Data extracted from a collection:
▬▬▬

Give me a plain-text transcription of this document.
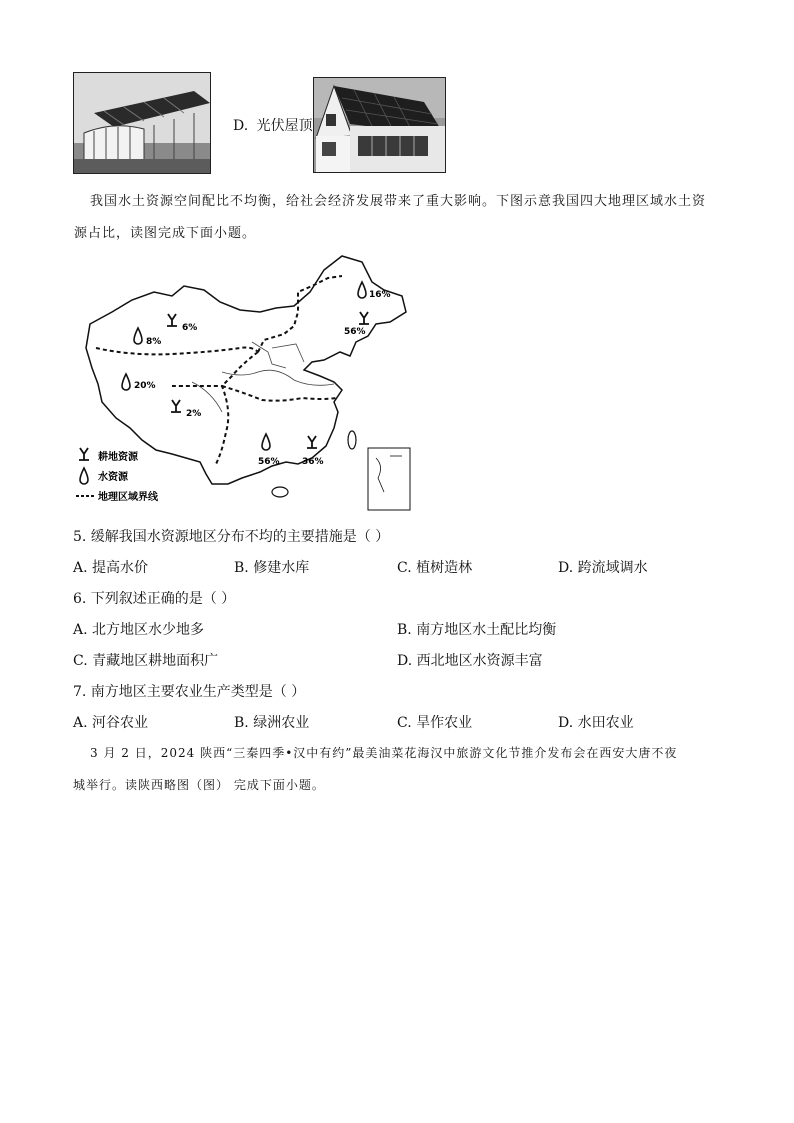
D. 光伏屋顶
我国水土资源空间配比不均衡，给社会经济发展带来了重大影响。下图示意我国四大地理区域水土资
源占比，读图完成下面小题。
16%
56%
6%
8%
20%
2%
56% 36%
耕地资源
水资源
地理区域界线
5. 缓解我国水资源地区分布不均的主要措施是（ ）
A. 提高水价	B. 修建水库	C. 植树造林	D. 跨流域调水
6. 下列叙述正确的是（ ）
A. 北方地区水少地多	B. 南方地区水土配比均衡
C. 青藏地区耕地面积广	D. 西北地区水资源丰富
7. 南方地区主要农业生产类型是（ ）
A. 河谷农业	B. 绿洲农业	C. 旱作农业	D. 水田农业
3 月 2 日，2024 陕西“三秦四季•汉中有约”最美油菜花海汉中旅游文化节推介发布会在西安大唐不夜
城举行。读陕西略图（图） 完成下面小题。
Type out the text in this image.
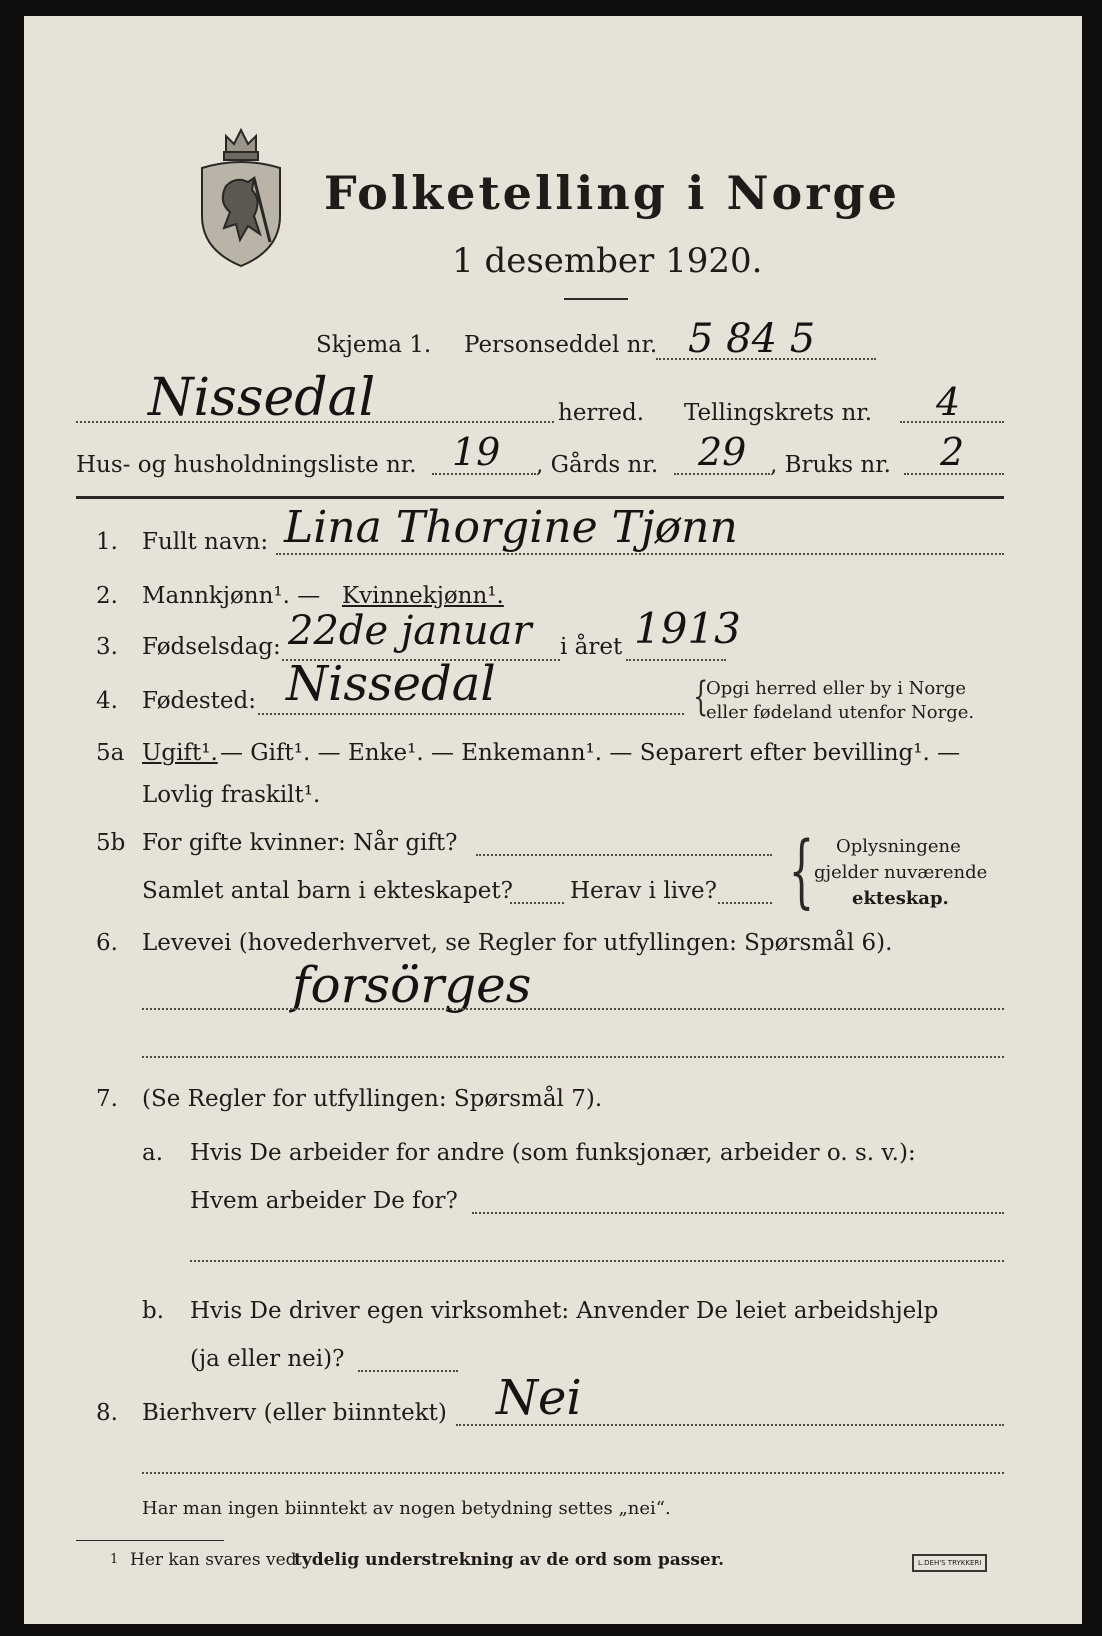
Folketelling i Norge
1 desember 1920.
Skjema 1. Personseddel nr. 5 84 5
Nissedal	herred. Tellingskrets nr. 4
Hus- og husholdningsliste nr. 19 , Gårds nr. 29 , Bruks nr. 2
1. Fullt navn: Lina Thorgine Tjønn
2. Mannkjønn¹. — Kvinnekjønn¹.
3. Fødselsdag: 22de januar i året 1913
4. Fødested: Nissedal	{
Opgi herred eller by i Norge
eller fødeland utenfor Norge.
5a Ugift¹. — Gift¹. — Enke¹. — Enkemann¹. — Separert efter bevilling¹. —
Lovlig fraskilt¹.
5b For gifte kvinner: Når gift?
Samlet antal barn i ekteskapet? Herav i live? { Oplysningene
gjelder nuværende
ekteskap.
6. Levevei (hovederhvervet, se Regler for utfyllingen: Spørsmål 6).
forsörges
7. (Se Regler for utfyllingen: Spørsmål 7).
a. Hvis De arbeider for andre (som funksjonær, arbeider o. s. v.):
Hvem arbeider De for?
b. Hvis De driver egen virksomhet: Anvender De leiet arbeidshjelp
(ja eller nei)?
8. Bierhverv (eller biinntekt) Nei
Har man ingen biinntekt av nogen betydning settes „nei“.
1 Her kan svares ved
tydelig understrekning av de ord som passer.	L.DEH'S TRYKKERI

▬▬▬

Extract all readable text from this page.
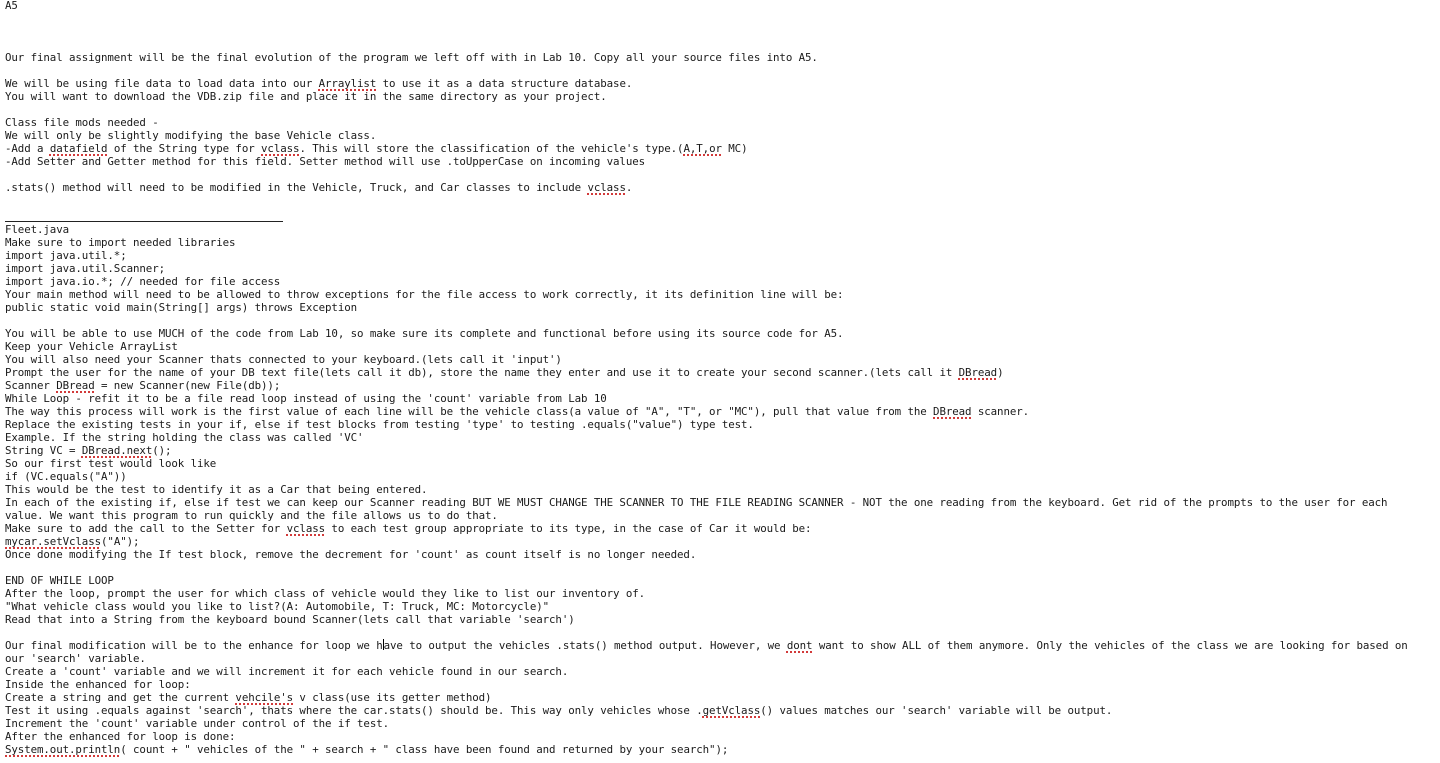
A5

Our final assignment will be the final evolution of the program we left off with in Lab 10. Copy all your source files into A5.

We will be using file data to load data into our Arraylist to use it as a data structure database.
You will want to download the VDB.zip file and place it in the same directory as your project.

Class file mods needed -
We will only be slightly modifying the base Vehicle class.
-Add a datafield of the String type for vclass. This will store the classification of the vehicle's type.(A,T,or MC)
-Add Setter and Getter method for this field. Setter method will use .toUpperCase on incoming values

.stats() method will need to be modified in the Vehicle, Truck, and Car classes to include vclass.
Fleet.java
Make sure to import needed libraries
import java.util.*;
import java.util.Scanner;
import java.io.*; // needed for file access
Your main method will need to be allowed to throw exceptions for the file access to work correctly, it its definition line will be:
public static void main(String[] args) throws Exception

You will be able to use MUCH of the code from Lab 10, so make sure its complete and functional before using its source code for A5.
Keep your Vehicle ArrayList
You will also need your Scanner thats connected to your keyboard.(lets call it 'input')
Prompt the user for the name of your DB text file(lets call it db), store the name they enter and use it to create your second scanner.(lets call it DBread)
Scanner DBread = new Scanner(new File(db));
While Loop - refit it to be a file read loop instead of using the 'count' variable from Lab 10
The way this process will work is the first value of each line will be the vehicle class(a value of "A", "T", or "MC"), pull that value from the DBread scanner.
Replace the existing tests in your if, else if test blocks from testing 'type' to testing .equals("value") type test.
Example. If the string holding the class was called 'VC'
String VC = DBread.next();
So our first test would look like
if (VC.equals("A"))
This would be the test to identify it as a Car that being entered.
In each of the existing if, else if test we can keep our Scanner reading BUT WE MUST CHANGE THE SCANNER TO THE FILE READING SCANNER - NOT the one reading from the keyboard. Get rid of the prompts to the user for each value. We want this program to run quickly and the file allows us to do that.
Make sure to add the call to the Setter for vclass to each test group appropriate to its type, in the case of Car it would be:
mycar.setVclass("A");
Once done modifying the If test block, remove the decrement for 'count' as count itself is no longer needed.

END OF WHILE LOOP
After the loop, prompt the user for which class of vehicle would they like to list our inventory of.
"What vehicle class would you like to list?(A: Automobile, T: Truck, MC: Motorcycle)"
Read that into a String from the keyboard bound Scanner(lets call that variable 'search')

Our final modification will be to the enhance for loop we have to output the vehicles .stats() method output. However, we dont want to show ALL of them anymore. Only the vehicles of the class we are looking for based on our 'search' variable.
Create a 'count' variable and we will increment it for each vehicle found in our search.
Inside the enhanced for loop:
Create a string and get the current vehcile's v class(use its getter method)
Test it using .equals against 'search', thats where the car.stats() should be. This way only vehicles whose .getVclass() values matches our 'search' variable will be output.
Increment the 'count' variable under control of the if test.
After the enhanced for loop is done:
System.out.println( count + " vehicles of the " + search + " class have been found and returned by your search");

▬▬▬

Set exercise
Find every line in the records above that contains the word "like", and copy each one.

Final result
So our first test would look like
After the loop, prompt the user for which class of vehicle would they like to list our inventory of.
"What vehicle class would you like to list?(A: Automobile, T: Truck, MC: Motorcycle)"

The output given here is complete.